One last issue is changes to the core APIs. Since some of them are still in flux, it is advisable to provide an abstraction layer above them so as to be able to weather any changes. For example when streams2 came out, we only needed to upgrade Common Node, with no changes to the application itself.

Have you tried a Promises implementation like deferred https://github.com/medikoo/deferred to manage callback spaghetti?

Or q? And wouldn't using promises help handle exceptions?

It's been great at http://geekli.st and we run a full node stack. It is true error handling is an issue sometimes, but that's over shadowed by the quality of engineers looking to hack in node. Most common reason I hear for someone leaving a company... "I wanted the opportunity to hack in node at work" - not once, twice but dozens of times. In an age where finding top notch teams to build your stack is really hard, what code base you use is really important to attracting top talent.

Thanks! In fact, I knew that Rackspace uses Node and thus am incredibly happy that I got an answer from you folks. Any particular architecture you guys followed in building your app?

I'm doing as many things right as possible, but I would rather take as much advice as I can get than being sorry later. Node, like Python, isn't really forgiving.

Node.js itself is fine.

The real problem with node.js is the libraries. Just don't use them.

A huge portion of existing libraries is full of hidden bugs, shortcomings, race conditions, edge cases, security issues, unscalable, or unmaintainable (and unmaintained).

This is exacerbated by the fact that npm makes it really easy to publish a library.

Many small buggy libraries.

Core modules are too low level (e.g. http), and you really don't want to use an overlay library.

Not to mention that doing something not trivial fully asynchronously is not as fun as it sounds. You will spend a significant time tracking bugs, fixing edge cases, and making your code stable.

AVAILABLE DATA
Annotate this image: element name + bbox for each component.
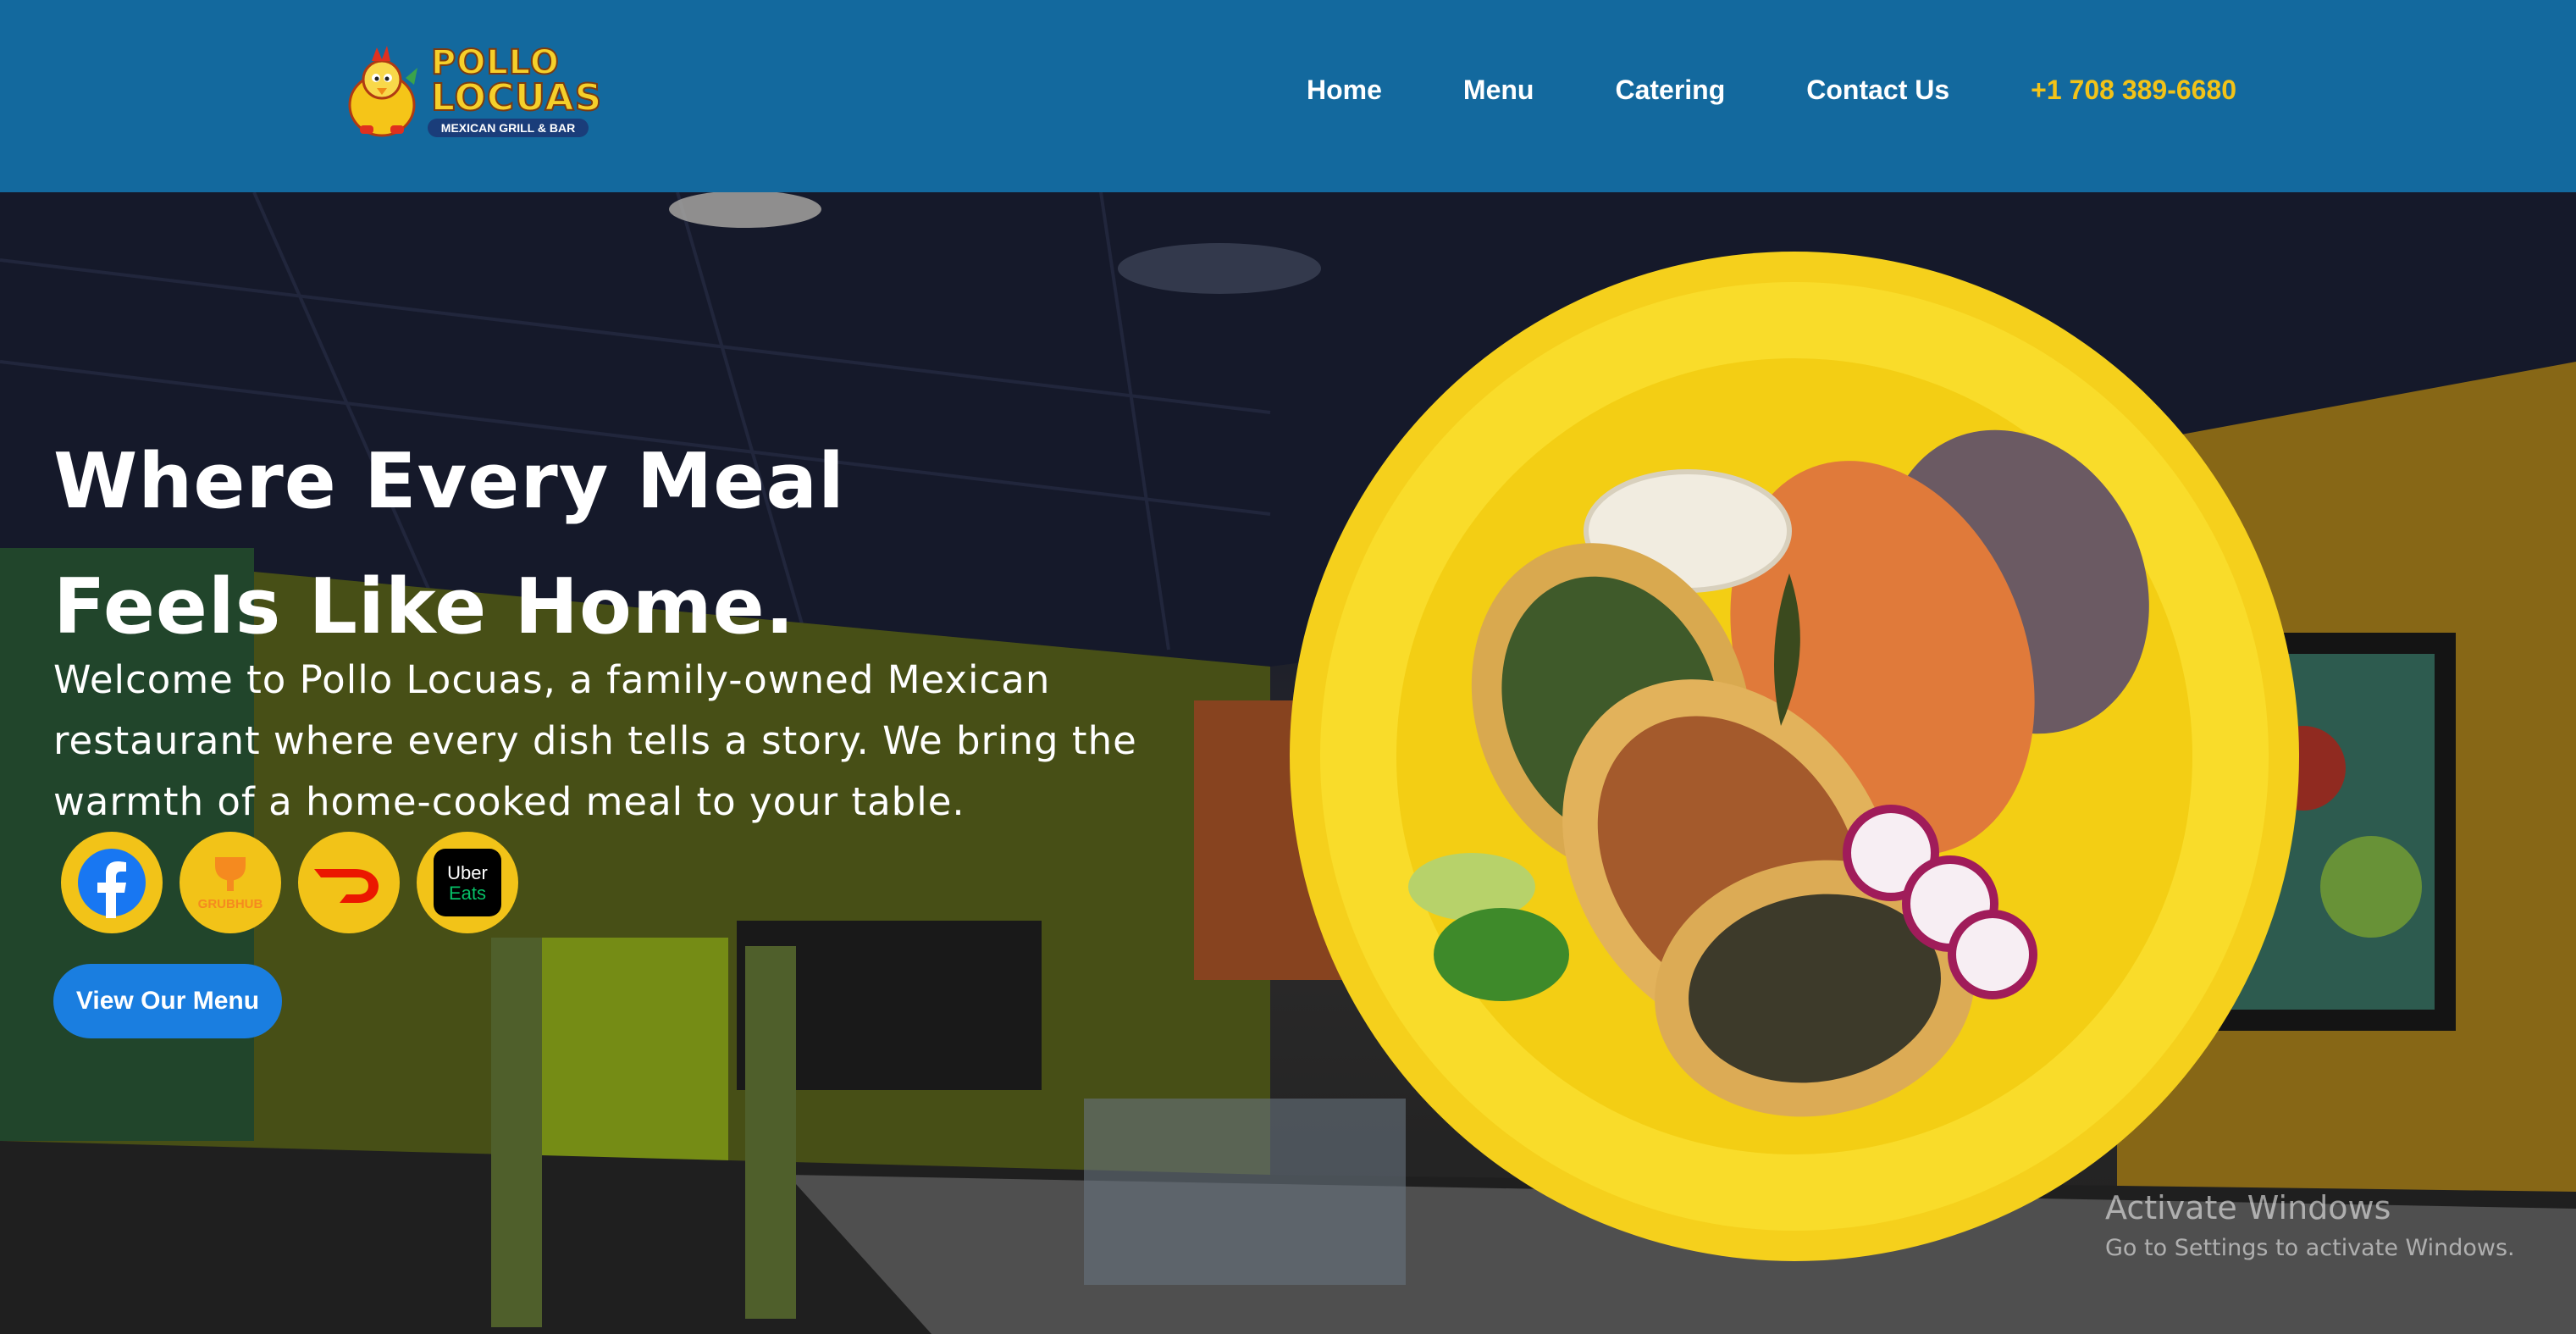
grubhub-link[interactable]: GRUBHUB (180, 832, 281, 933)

TO BE DONE
A - Answer these questions from the Node.js discussion:
(i) What was the only thing that needed upgrading when streams2 came out?
(ii) Which site does one commenter say runs a full node stack?
(iii) What tool does the discussion say makes it really easy to publish a library?
B - Write the next part of the Node.js discussion, picking up after its final sentence.

THE RESPONSES
A -
(i) Common Node
(ii) http://geekli.st
(iii) npm

B -
There is still no way to make async code better in core (no promises); and there are a handful of incompatible promises implementations.

Oh, and node.js is not really fine actually. It's not doing everything using asynchronous I/O as you would expect. Node.js uses a thread pool for things like DNS resolution and disk I/O. Only 4 threads by default, for all those things with very different latencies. This means that 4 DNS queries can occupy node.js's 4 hidden worker threads, and block your disk I/O for minutes.

It isn't hard to find out which libraries are maintained and which ones aren't. Maintained libraries are of fairly good quality. This isn't very different from other languages, except that there is significantly more activity around node.

Promises not being in core is a good thing. Eventually many of those use cases will switch to using ES6 generators.

If you want to scale node, you would use multiple processes.

Your DNS example is a corner case. There are discussions around it, and such issues impact all frameworks.

As for security issues, unscalable, unmaintainable etc, those are too generic in nature to comment. I can say this though; node is in production at some of the largest companies in the world and they are talking about it too.

> Your DNS example is a corner case

One of the many corner cases that will kill your application or open it to DoS (malicious or not).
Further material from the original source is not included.